What you are asked to do: Pictures stay out of the copy; set down each line of the listing below exactly.

Available records:
___
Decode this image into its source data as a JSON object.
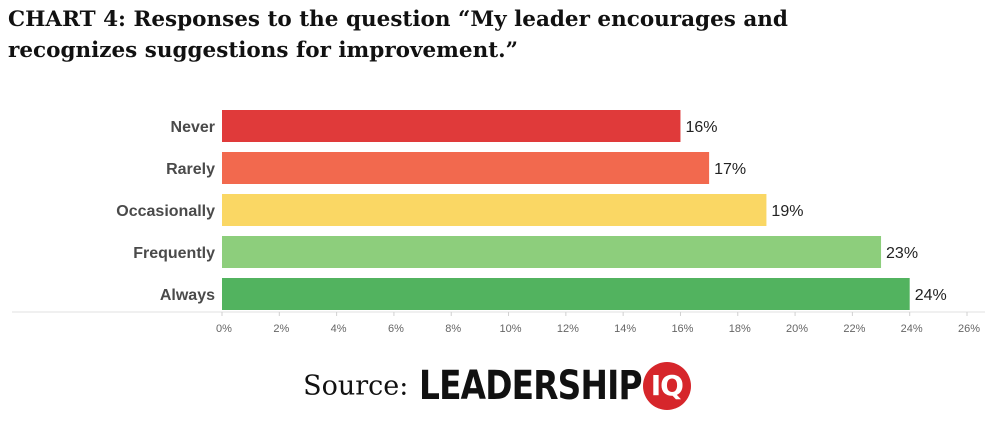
{
  "title": "CHART 4: Responses to the question “My leader encourages and recognizes suggestions for improvement.”",
  "chart_data": {
    "type": "bar",
    "orientation": "horizontal",
    "categories": [
      "Never",
      "Rarely",
      "Occasionally",
      "Frequently",
      "Always"
    ],
    "values": [
      16,
      17,
      19,
      23,
      24
    ],
    "value_labels": [
      "16%",
      "17%",
      "19%",
      "23%",
      "24%"
    ],
    "bar_colors": [
      "#e03a3a",
      "#f2694e",
      "#fad764",
      "#8dce7c",
      "#52b35f"
    ],
    "x_ticks": [
      "0%",
      "2%",
      "4%",
      "6%",
      "8%",
      "10%",
      "12%",
      "14%",
      "16%",
      "18%",
      "20%",
      "22%",
      "24%",
      "26%"
    ],
    "xlim": [
      0,
      26
    ],
    "grid": false,
    "legend": "none"
  },
  "footer": {
    "source_label": "Source:",
    "logo_text": "LEADERSHIP",
    "logo_badge": "IQ"
  }
}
___
Solved problem:
Decode this image into its source data as a JSON object.
{
  "title": "CHART 4: Responses to the question “My leader encourages and recognizes suggestions for improvement.”",
  "chart_data": {
    "type": "bar",
    "orientation": "horizontal",
    "categories": [
      "Never",
      "Rarely",
      "Occasionally",
      "Frequently",
      "Always"
    ],
    "values": [
      16,
      17,
      19,
      23,
      24
    ],
    "value_labels": [
      "16%",
      "17%",
      "19%",
      "23%",
      "24%"
    ],
    "bar_colors": [
      "#e03a3a",
      "#f2694e",
      "#fad764",
      "#8dce7c",
      "#52b35f"
    ],
    "x_ticks": [
      "0%",
      "2%",
      "4%",
      "6%",
      "8%",
      "10%",
      "12%",
      "14%",
      "16%",
      "18%",
      "20%",
      "22%",
      "24%",
      "26%"
    ],
    "xlim": [
      0,
      26
    ],
    "grid": false,
    "legend": "none"
  },
  "footer": {
    "source_label": "Source:",
    "logo_text": "LEADERSHIP",
    "logo_badge": "IQ"
  }
}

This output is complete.